═════ RECORD LIST

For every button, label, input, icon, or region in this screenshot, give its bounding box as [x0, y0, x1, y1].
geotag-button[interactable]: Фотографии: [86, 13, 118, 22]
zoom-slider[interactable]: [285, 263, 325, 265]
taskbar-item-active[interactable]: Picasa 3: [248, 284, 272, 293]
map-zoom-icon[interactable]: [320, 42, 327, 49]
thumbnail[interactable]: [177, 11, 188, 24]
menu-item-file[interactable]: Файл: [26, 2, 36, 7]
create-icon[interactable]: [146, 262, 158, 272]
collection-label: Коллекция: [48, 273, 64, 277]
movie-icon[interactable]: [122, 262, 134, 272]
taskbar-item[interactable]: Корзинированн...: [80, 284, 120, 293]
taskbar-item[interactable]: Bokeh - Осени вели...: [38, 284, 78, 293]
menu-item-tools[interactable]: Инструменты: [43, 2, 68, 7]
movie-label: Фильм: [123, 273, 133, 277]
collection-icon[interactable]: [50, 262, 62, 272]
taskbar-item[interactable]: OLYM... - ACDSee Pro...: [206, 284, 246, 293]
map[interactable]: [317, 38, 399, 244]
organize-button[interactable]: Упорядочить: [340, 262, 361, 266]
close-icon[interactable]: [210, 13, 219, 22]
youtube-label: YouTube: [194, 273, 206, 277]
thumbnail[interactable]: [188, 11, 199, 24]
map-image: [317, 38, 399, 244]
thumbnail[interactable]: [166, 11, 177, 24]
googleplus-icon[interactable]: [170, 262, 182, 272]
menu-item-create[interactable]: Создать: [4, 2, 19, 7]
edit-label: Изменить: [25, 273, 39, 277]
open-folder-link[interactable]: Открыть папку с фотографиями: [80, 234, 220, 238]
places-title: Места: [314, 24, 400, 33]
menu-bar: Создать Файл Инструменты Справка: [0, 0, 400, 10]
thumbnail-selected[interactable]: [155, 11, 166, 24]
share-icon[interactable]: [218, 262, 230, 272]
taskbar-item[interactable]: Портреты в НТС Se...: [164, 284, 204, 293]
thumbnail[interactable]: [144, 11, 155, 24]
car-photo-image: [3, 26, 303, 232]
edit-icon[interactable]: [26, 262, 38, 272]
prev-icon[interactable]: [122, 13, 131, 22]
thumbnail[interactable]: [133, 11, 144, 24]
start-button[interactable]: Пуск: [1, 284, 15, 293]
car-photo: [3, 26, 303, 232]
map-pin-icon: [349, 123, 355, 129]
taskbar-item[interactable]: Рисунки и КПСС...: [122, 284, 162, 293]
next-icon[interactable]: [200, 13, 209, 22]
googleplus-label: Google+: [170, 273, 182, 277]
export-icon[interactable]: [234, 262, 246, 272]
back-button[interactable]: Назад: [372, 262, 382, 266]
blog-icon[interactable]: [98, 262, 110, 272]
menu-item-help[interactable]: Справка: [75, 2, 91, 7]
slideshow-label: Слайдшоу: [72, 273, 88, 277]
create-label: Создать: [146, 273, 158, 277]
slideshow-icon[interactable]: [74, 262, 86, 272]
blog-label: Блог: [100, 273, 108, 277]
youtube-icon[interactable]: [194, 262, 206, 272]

══════════

__WHAT TO DO__.
Filter the records above down to the lines that contain the string "youtube", and copy each of those lines unchanged.

__SOLUTION FOR THIS PROBLEM__.
youtube-label: YouTube: [194, 273, 206, 277]
youtube-icon[interactable]: [194, 262, 206, 272]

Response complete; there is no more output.